▶ [WHAT IS EXPECTED]: Return the entries below in their exact form, leaving the pictures out.

▶ [RECORD SET]:
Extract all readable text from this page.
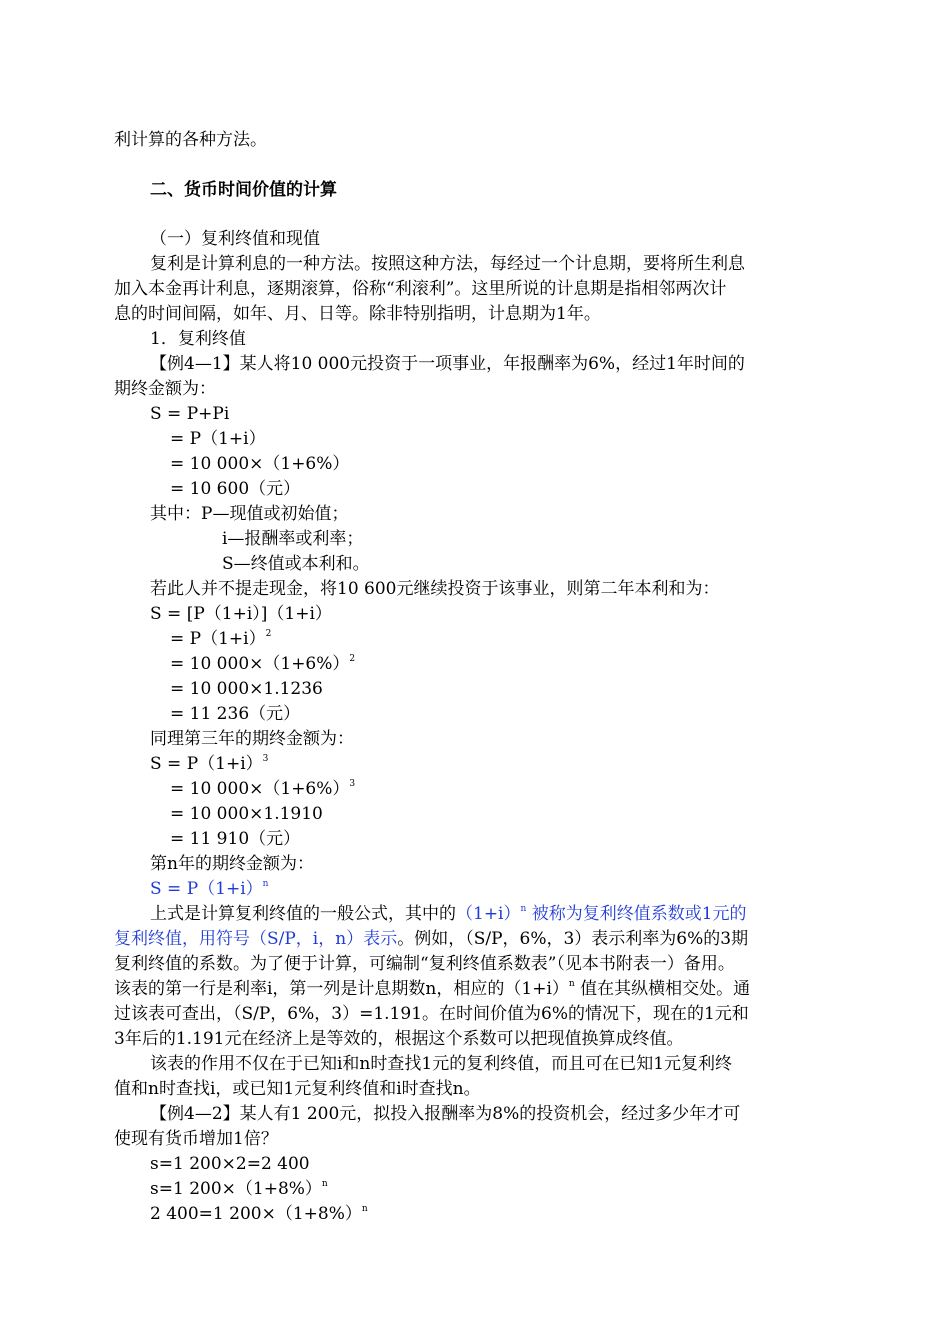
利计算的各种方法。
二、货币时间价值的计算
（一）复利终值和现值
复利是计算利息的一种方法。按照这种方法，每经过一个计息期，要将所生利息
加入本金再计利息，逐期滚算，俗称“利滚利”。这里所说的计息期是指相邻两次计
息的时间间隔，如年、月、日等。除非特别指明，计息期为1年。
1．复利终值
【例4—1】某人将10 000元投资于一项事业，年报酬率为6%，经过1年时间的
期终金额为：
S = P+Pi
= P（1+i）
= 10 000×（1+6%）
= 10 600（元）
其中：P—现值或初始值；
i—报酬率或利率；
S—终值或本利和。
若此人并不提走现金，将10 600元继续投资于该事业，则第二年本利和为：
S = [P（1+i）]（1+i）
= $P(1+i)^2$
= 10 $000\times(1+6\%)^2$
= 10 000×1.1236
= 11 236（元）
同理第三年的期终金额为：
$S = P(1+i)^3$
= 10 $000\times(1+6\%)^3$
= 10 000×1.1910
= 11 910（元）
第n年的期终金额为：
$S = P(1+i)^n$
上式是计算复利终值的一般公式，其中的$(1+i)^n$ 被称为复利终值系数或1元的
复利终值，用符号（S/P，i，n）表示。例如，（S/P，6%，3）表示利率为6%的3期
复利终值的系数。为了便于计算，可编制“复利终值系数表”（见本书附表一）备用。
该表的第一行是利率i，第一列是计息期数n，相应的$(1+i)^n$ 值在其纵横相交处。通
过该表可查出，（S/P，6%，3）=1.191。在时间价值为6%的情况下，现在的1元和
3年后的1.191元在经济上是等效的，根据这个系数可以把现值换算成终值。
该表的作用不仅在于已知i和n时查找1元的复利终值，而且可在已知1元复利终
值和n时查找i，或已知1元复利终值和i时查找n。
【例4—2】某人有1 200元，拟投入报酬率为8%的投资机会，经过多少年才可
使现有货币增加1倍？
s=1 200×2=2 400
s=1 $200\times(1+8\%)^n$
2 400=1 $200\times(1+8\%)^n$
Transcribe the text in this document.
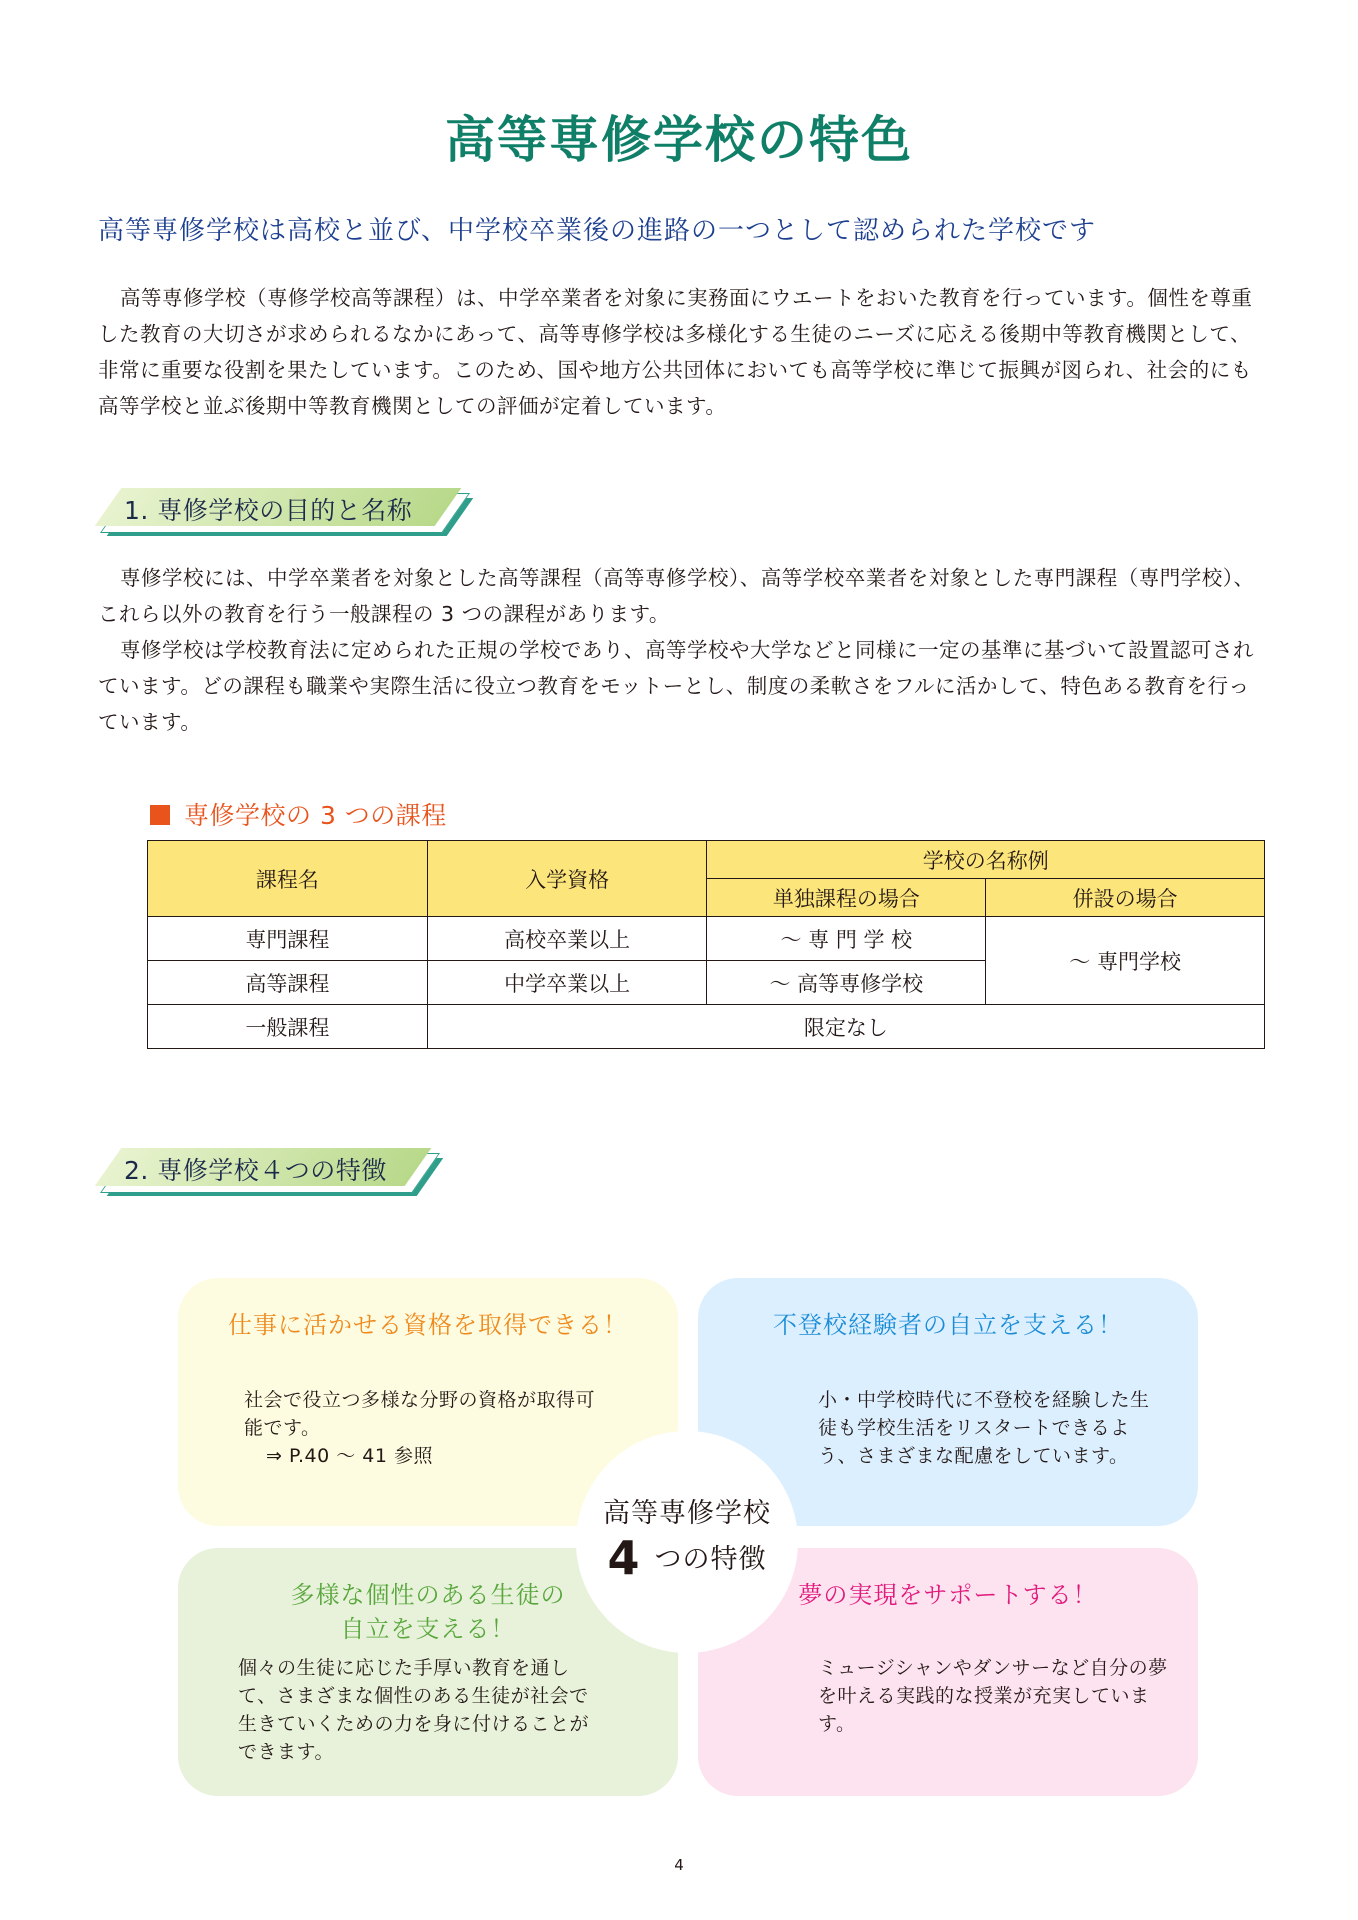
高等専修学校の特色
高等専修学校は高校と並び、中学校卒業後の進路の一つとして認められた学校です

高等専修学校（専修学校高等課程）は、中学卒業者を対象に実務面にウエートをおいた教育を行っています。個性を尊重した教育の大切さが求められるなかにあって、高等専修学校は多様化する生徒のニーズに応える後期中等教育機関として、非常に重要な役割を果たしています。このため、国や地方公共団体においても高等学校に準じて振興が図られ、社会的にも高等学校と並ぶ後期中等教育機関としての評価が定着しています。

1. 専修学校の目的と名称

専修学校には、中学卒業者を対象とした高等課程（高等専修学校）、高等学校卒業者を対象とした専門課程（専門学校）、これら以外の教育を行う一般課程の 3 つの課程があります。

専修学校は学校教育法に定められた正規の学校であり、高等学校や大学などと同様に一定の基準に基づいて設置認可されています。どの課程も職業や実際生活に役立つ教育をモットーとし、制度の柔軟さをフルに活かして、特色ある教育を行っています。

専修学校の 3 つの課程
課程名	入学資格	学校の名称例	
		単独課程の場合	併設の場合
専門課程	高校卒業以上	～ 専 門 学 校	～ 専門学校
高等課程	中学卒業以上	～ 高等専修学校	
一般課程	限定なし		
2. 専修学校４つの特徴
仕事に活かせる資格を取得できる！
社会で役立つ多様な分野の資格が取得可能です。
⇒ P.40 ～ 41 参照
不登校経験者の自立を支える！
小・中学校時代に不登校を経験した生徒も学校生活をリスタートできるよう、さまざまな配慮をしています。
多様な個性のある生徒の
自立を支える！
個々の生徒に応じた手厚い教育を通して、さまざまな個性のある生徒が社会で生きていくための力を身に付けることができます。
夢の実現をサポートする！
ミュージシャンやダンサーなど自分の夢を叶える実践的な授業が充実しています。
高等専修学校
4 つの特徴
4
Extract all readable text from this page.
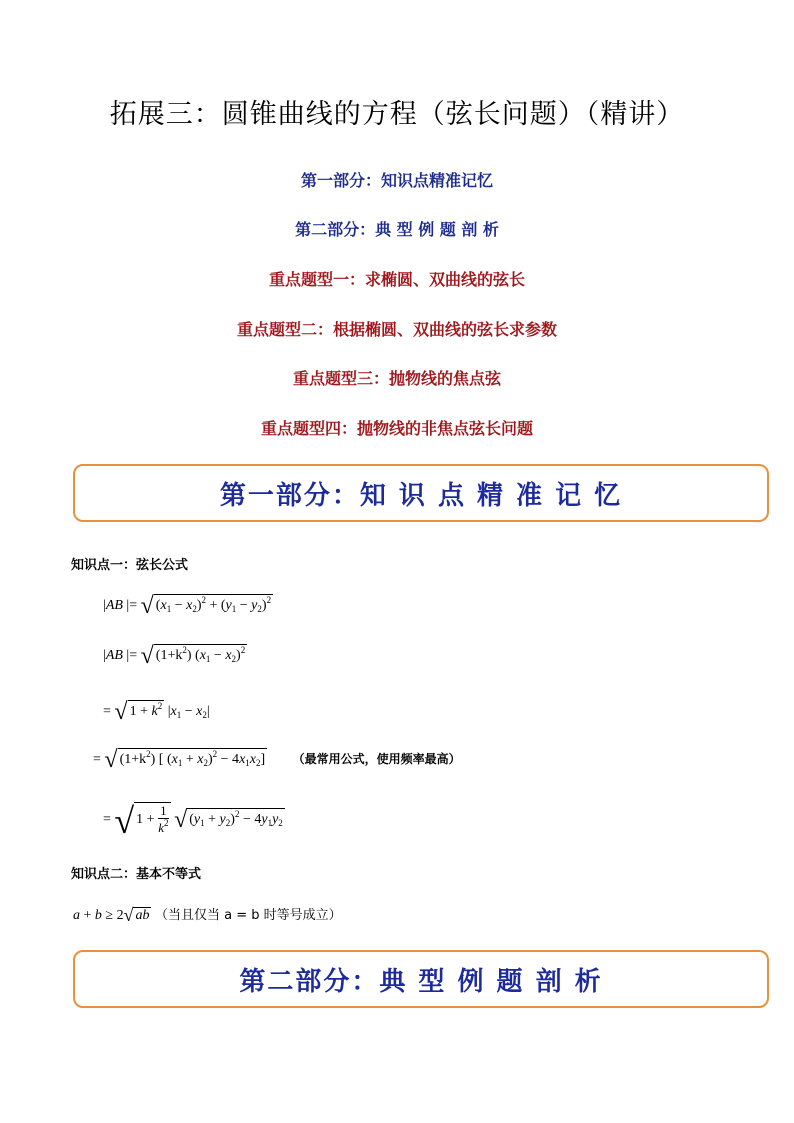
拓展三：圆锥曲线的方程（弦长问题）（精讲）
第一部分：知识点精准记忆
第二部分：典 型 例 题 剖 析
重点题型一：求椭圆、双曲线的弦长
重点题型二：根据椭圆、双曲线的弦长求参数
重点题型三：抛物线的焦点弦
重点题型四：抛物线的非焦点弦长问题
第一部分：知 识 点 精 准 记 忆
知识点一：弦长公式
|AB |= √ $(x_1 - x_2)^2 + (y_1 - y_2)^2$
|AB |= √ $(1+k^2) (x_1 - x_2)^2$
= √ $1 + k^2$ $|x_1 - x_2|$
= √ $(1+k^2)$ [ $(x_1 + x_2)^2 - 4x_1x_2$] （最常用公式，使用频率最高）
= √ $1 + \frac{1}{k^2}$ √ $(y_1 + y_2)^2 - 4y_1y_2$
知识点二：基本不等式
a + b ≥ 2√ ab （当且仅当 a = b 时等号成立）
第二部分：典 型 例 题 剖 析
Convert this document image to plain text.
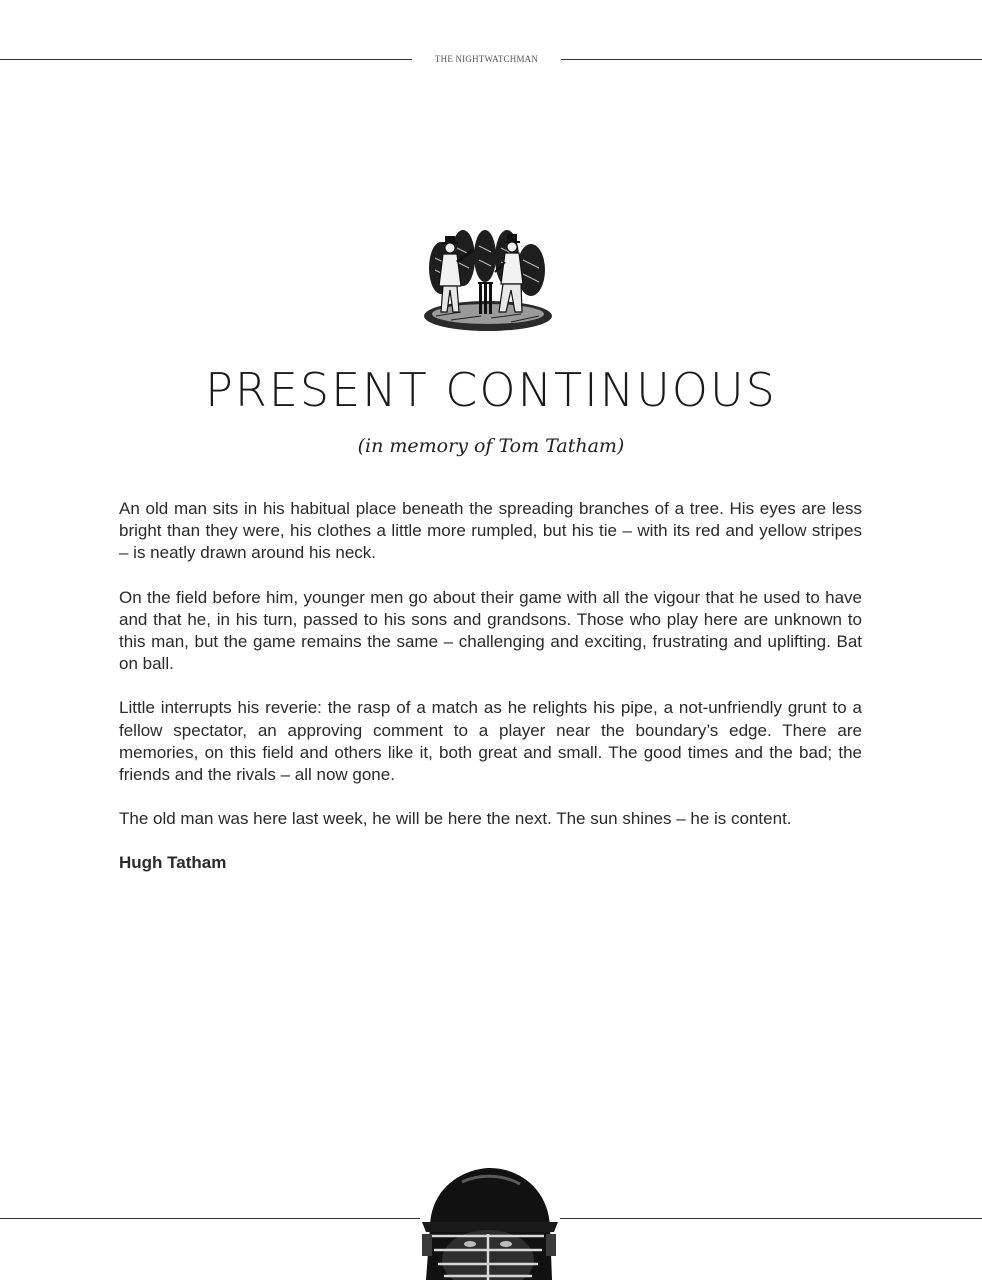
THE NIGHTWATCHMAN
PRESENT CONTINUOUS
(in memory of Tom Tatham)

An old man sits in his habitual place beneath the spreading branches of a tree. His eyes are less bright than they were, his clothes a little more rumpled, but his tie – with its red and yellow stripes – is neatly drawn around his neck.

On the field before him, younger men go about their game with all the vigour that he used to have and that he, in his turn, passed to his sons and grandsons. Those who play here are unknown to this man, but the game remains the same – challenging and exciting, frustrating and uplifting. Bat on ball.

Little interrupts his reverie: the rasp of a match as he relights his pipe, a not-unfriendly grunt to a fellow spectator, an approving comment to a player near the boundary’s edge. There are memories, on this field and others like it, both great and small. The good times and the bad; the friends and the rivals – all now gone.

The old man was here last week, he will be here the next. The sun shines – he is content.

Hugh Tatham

▶ [REPLY]:
Extract all readable text from this page.
利计算的各种方法。
二、货币时间价值的计算
（一）复利终值和现值
复利是计算利息的一种方法。按照这种方法，每经过一个计息期，要将所生利息
加入本金再计利息，逐期滚算，俗称“利滚利”。这里所说的计息期是指相邻两次计
息的时间间隔，如年、月、日等。除非特别指明，计息期为1年。
1．复利终值
【例4—1】某人将10 000元投资于一项事业，年报酬率为6%，经过1年时间的
期终金额为：
S = P+Pi
= P（1+i）
= 10 000×（1+6%）
= 10 600（元）
其中：P—现值或初始值；
i—报酬率或利率；
S—终值或本利和。
若此人并不提走现金，将10 600元继续投资于该事业，则第二年本利和为：
S = [P（1+i）]（1+i）
= $P(1+i)^2$
= 10 $000\times(1+6\%)^2$
= 10 000×1.1236
= 11 236（元）
同理第三年的期终金额为：
$S = P(1+i)^3$
= 10 $000\times(1+6\%)^3$
= 10 000×1.1910
= 11 910（元）
第n年的期终金额为：
$S = P(1+i)^n$
上式是计算复利终值的一般公式，其中的$(1+i)^n$ 被称为复利终值系数或1元的
复利终值，用符号（S/P，i，n）表示。例如，（S/P，6%，3）表示利率为6%的3期
复利终值的系数。为了便于计算，可编制“复利终值系数表”（见本书附表一）备用。
该表的第一行是利率i，第一列是计息期数n，相应的$(1+i)^n$ 值在其纵横相交处。通
过该表可查出，（S/P，6%，3）=1.191。在时间价值为6%的情况下，现在的1元和
3年后的1.191元在经济上是等效的，根据这个系数可以把现值换算成终值。
该表的作用不仅在于已知i和n时查找1元的复利终值，而且可在已知1元复利终
值和n时查找i，或已知1元复利终值和i时查找n。
【例4—2】某人有1 200元，拟投入报酬率为8%的投资机会，经过多少年才可
使现有货币增加1倍？
s=1 200×2=2 400
s=1 $200\times(1+8\%)^n$
2 400=1 $200\times(1+8\%)^n$
Transcribe the text in this document.
高等専修学校の特色
高等専修学校は高校と並び、中学校卒業後の進路の一つとして認められた学校です

高等専修学校（専修学校高等課程）は、中学卒業者を対象に実務面にウエートをおいた教育を行っています。個性を尊重した教育の大切さが求められるなかにあって、高等専修学校は多様化する生徒のニーズに応える後期中等教育機関として、非常に重要な役割を果たしています。このため、国や地方公共団体においても高等学校に準じて振興が図られ、社会的にも高等学校と並ぶ後期中等教育機関としての評価が定着しています。

1. 専修学校の目的と名称

専修学校には、中学卒業者を対象とした高等課程（高等専修学校）、高等学校卒業者を対象とした専門課程（専門学校）、これら以外の教育を行う一般課程の 3 つの課程があります。

専修学校は学校教育法に定められた正規の学校であり、高等学校や大学などと同様に一定の基準に基づいて設置認可されています。どの課程も職業や実際生活に役立つ教育をモットーとし、制度の柔軟さをフルに活かして、特色ある教育を行っています。

専修学校の 3 つの課程
課程名	入学資格	学校の名称例	
		単独課程の場合	併設の場合
専門課程	高校卒業以上	～ 専 門 学 校	～ 専門学校
高等課程	中学卒業以上	～ 高等専修学校	
一般課程	限定なし		
2. 専修学校４つの特徴
仕事に活かせる資格を取得できる！
社会で役立つ多様な分野の資格が取得可能です。
⇒ P.40 ～ 41 参照
不登校経験者の自立を支える！
小・中学校時代に不登校を経験した生徒も学校生活をリスタートできるよう、さまざまな配慮をしています。
多様な個性のある生徒の
自立を支える！
個々の生徒に応じた手厚い教育を通して、さまざまな個性のある生徒が社会で生きていくための力を身に付けることができます。
夢の実現をサポートする！
ミュージシャンやダンサーなど自分の夢を叶える実践的な授業が充実しています。
高等専修学校
4 つの特徴
4
Extract all readable text from this page.
拓展三：圆锥曲线的方程（弦长问题）（精讲）
第一部分：知识点精准记忆
第二部分：典 型 例 题 剖 析
重点题型一：求椭圆、双曲线的弦长
重点题型二：根据椭圆、双曲线的弦长求参数
重点题型三：抛物线的焦点弦
重点题型四：抛物线的非焦点弦长问题
第一部分：知 识 点 精 准 记 忆
知识点一：弦长公式
|AB |= √ $(x_1 - x_2)^2 + (y_1 - y_2)^2$
|AB |= √ $(1+k^2) (x_1 - x_2)^2$
= √ $1 + k^2$ $|x_1 - x_2|$
= √ $(1+k^2)$ [ $(x_1 + x_2)^2 - 4x_1x_2$] （最常用公式，使用频率最高）
= √ $1 + \frac{1}{k^2}$ √ $(y_1 + y_2)^2 - 4y_1y_2$
知识点二：基本不等式
a + b ≥ 2√ ab （当且仅当 a = b 时等号成立）
第二部分：典 型 例 题 剖 析
Convert this document image to plain text.
THE NIGHTWATCHMAN
PRESENT CONTINUOUS
(in memory of Tom Tatham)

An old man sits in his habitual place beneath the spreading branches of a tree. His eyes are less bright than they were, his clothes a little more rumpled, but his tie – with its red and yellow stripes – is neatly drawn around his neck.

On the field before him, younger men go about their game with all the vigour that he used to have and that he, in his turn, passed to his sons and grandsons. Those who play here are unknown to this man, but the game remains the same – challenging and exciting, frustrating and uplifting. Bat on ball.

Little interrupts his reverie: the rasp of a match as he relights his pipe, a not-unfriendly grunt to a fellow spectator, an approving comment to a player near the boundary’s edge. There are memories, on this field and others like it, both great and small. The good times and the bad; the friends and the rivals – all now gone.

The old man was here last week, he will be here the next. The sun shines – he is content.

Hugh Tatham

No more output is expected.